L12: Genome editing using CRISPR/Cas9

Question 1

Define genome editing

Answer 1

A type of genetic egineering in which DNA is inserted, deleted or replaced in the genome of an organism using nucelases

Question 2

What is the CRISPR/Cas system?

Answer 2

It’s a prokaryotic immune system

Question 3

What is the use of XRISPR associated proteins (cas)

Answer 3

They use the CRISPR spacers to recognise and cut exogenous genetic elements

Question 4

How prevalent are CRISPRs in prokaryotes?

Answer 4

They are found in ~40% of sequenced bacterial genomes and 90% of sequenced archae

Question 5

Explain a ‘nick’

Answer 5

This is a single stranded break (ssb) and can be repaired by ligase

Question 6

Name 2 DNA repair mechanisms used for double stranded breaks

Answer 6

Non homologous end joining (NHEJ) and Homology directed repair (HDR)

Question 7

How is NHEJ performed?

Answer 7

DNA is capped by ku/ DNA PKc complex and DNA ligase then the DNA break is fixed.
- Ends are directly ligated without the need for a homologous template!

Question 8

NHEJ is error prone, why and what can this lead to?

Answer 8

As it only aims to fix break, this can lead to ripping out bps, inserting randoms bps or just using any bps to fill the gap
- can cause insertion or deletion of bps

Question 9

How can NHEJ be used to created KO genes?

Answer 9

Either by loss of coding DNA or shifting translational codon reading frame

Question 10

How is HDR performed?

Answer 10

The unbroken strand is used as a template and ATM/ RDA/ RAD51 complex is used for strand invasion and copying to repair the break

Question 11

Which mechanism is preferred for DNA repair and why?

Answer 11

HDR as while it is slower than NHEJ, it is less error prone and is also essential for prevnting cancer

Question 12

Explain how CRISPR can be used as a genome editing tool to create KOs

Answer 12

1. Introduce guideRNA (gRNA) into cell which contains scaffold and spacer
2. gRNA forms complex with Cas9→ leads Cas9 to complimentary sequence and causes a dsb leading to NHEJ or HDR
3. PAM (protospacer adjacent motif) is required for Cas9 to work, joining onto the spacer
4. Resulting in DNA fixing itself, an insertion, deletion or frameshift mutation

Question 13

Cas9N can create nicks. True or false?

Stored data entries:
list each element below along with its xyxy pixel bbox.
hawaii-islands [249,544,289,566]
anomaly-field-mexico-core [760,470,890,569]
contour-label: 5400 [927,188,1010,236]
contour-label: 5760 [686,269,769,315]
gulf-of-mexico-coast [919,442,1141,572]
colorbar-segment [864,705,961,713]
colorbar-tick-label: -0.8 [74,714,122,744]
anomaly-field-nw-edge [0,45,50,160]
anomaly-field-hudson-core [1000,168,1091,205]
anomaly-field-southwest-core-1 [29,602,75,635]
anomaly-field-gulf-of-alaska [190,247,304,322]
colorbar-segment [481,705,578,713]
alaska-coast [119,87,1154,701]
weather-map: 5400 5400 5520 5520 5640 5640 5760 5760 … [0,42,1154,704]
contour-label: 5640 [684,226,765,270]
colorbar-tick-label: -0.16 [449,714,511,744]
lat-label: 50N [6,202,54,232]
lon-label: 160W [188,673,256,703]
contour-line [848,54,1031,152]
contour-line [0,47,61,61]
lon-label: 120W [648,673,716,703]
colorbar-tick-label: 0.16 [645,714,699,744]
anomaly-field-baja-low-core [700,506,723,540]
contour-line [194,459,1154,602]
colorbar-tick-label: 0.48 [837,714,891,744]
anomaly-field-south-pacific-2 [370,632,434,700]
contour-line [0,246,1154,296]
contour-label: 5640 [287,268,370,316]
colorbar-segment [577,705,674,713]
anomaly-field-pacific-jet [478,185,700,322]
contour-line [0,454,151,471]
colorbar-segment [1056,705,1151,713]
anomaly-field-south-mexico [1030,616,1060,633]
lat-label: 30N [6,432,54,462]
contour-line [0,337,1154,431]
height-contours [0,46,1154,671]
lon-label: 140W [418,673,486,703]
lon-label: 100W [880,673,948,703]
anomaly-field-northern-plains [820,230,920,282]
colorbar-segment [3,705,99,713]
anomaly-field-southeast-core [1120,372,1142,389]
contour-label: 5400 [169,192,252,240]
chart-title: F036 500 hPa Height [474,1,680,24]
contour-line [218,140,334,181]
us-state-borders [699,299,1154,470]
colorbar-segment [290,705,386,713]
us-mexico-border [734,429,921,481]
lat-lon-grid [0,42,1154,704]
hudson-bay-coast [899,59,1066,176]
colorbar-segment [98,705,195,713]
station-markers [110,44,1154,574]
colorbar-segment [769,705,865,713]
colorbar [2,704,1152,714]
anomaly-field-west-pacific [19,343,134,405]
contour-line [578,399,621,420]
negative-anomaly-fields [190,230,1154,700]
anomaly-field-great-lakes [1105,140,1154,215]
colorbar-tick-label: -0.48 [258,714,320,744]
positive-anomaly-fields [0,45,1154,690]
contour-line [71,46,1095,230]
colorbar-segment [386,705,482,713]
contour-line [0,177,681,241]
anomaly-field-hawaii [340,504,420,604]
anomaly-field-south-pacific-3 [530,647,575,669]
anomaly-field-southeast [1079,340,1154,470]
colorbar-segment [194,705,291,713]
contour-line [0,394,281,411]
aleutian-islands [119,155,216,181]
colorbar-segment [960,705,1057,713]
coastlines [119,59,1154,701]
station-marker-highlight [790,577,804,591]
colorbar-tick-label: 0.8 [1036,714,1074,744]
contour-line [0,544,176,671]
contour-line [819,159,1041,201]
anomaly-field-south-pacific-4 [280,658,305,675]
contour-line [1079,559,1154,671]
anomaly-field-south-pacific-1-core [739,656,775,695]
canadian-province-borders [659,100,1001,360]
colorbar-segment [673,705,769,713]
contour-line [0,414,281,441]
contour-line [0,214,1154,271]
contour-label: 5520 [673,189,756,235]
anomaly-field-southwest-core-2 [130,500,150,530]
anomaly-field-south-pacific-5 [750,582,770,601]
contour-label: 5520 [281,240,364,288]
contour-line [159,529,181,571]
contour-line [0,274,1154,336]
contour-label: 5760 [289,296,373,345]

**Your tasks**:
1. Answer these questions from the genome editing text:
(a) In what percentage of sequenced bacterial genomes are CRISPRs found?
(b) Which complex caps the DNA during NHEJ?
(c) What can repair a nick?
2. Extend the CRISPR/Cas9 genome editing text, picking up after its last sentence.

**Responses for each task**:
1.
(a) About 40%
(b) The ku/DNA PKc complex
(c) Ligase

2.
Answer 13

True

Question 14

Explain how CRISPR can be used as a genome editing tool to create KIs

Answer 14

1. Introduce guideRNA (gRNA) into cell which contains scaffold and spacer
2. gRNA forms complex with Cas9 but this time we add our own template
3. PAM (protospacer adjacent motif) is required for Cas9 to work, joining onto the spacer
4. Cell uses this template to repair itself via HDR and incorporates the desired corrected bps

Question 15

Why is a silent mutation need to be created at the PAM site when designing HDR and donor templates?

Answer 15

If we don’t HDR could occur but the PAM site would still be intact.
- HDR template cannot contain PAM sites. Another Cas9 could come along and cut the strand undoing the initial work

Question 16

HDR templates require >50 bp homology arms on either side of the point of mutation. True or false?

Answer 16

False, they require >60bp and the longer the better

Question 17

How does a silent mutation affect the PAM site?

Answer 17

It changes the PAM from NGG to NGA, which would still go for the same aa in protein but no longer allows Cas9 to bind to the site

Question 18

Give an example of treating a genetic disease using CRISPR

Answer 18

Duchenne muscular dystrophy (DMD) is caused by an inactivating mutation in the dystrophin gene on X chromosome

• suffers lack normal dystrophin which helps to protect muscles, leading to increased muscle damage and eventual necrosis
• Injecting virus coding for CRISPR/Cas9 improved overall muscle strength in mice

Question 19

Give an example of a theoretical method of creating new antibiotics using CRISPR

Answer 19

1. CRISPR designed to target specific bacterial DNA sequence
2. Molecule is packaged into a bacteriophage carrier to enter target cell
3. System finds gene target, cuts DNA strand at specified location and deletes antibiotic resistance plasmid
4. Targeted cuts of chromosomal DNA always leads to cell death

Question 20

Explain how GM mosquitos can be used to combat malaria

Answer 20

• mosquitos engineered with CRISPR to mutate the double sex (dsx) gene that controls differentiation of sexes
• when released into a population, modified insects will breed with normal mosquitos and pass the dsx gene
• this results in an overall decrease in mosquito population due females’ intersex phenotype (sterility)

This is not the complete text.